» Work to complete
Word for word, copy all the data and drop the pictures.

» Records excerpted from a collection
-.-.-

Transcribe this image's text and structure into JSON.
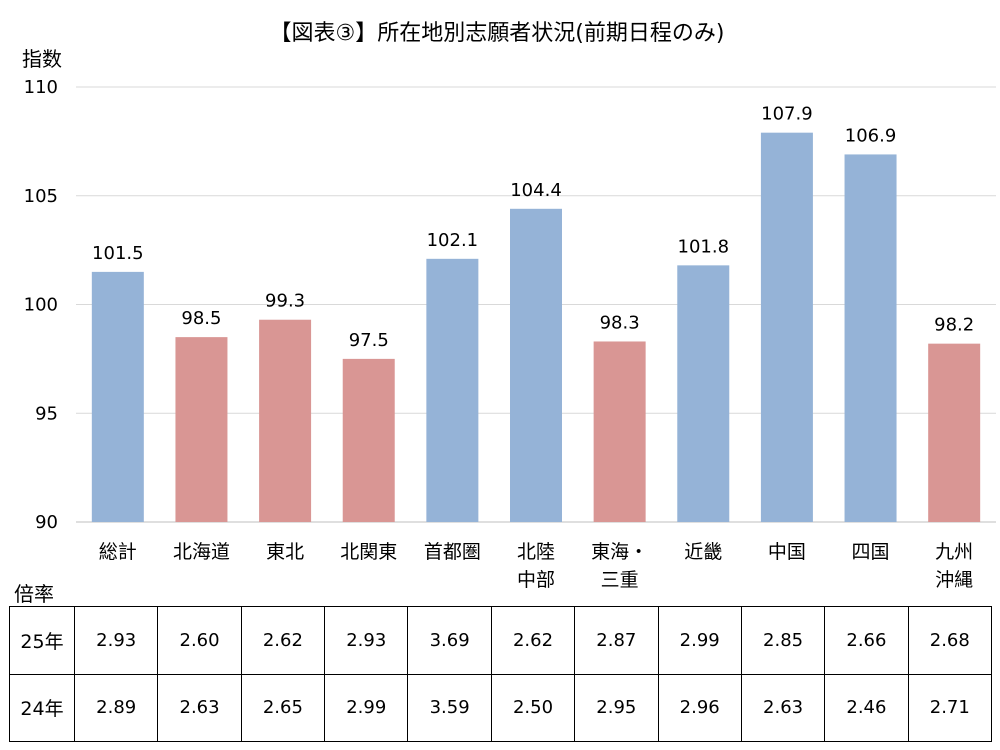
{
  "chart_data": {
    "type": "bar",
    "title": "【図表③】所在地別志願者状況(前期日程のみ)",
    "ylabel": "指数",
    "xlabel": "",
    "ylim": [
      90,
      110
    ],
    "yticks": [
      90,
      95,
      100,
      105,
      110
    ],
    "grid": true,
    "legend": "none",
    "colors": {
      "above_100": "#95B3D7",
      "below_100": "#D99694"
    },
    "categories": [
      [
        "総計"
      ],
      [
        "北海道"
      ],
      [
        "東北"
      ],
      [
        "北関東"
      ],
      [
        "首都圏"
      ],
      [
        "北陸",
        "中部"
      ],
      [
        "東海・",
        "三重"
      ],
      [
        "近畿"
      ],
      [
        "中国"
      ],
      [
        "四国"
      ],
      [
        "九州",
        "沖縄"
      ]
    ],
    "values": [
      101.5,
      98.5,
      99.3,
      97.5,
      102.1,
      104.4,
      98.3,
      101.8,
      107.9,
      106.9,
      98.2
    ],
    "data_labels": [
      "101.5",
      "98.5",
      "99.3",
      "97.5",
      "102.1",
      "104.4",
      "98.3",
      "101.8",
      "107.9",
      "106.9",
      "98.2"
    ]
  },
  "ratio_table": {
    "caption": "倍率",
    "rows": [
      {
        "label": "25年",
        "values": [
          "2.93",
          "2.60",
          "2.62",
          "2.93",
          "3.69",
          "2.62",
          "2.87",
          "2.99",
          "2.85",
          "2.66",
          "2.68"
        ]
      },
      {
        "label": "24年",
        "values": [
          "2.89",
          "2.63",
          "2.65",
          "2.99",
          "3.59",
          "2.50",
          "2.95",
          "2.96",
          "2.63",
          "2.46",
          "2.71"
        ]
      }
    ]
  }
}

-.-.-

» Complete answer
Transcribe this image's text and structure into JSON.
{
  "chart_data": {
    "type": "bar",
    "title": "【図表③】所在地別志願者状況(前期日程のみ)",
    "ylabel": "指数",
    "xlabel": "",
    "ylim": [
      90,
      110
    ],
    "yticks": [
      90,
      95,
      100,
      105,
      110
    ],
    "grid": true,
    "legend": "none",
    "colors": {
      "above_100": "#95B3D7",
      "below_100": "#D99694"
    },
    "categories": [
      [
        "総計"
      ],
      [
        "北海道"
      ],
      [
        "東北"
      ],
      [
        "北関東"
      ],
      [
        "首都圏"
      ],
      [
        "北陸",
        "中部"
      ],
      [
        "東海・",
        "三重"
      ],
      [
        "近畿"
      ],
      [
        "中国"
      ],
      [
        "四国"
      ],
      [
        "九州",
        "沖縄"
      ]
    ],
    "values": [
      101.5,
      98.5,
      99.3,
      97.5,
      102.1,
      104.4,
      98.3,
      101.8,
      107.9,
      106.9,
      98.2
    ],
    "data_labels": [
      "101.5",
      "98.5",
      "99.3",
      "97.5",
      "102.1",
      "104.4",
      "98.3",
      "101.8",
      "107.9",
      "106.9",
      "98.2"
    ]
  },
  "ratio_table": {
    "caption": "倍率",
    "rows": [
      {
        "label": "25年",
        "values": [
          "2.93",
          "2.60",
          "2.62",
          "2.93",
          "3.69",
          "2.62",
          "2.87",
          "2.99",
          "2.85",
          "2.66",
          "2.68"
        ]
      },
      {
        "label": "24年",
        "values": [
          "2.89",
          "2.63",
          "2.65",
          "2.99",
          "3.59",
          "2.50",
          "2.95",
          "2.96",
          "2.63",
          "2.46",
          "2.71"
        ]
      }
    ]
  }
}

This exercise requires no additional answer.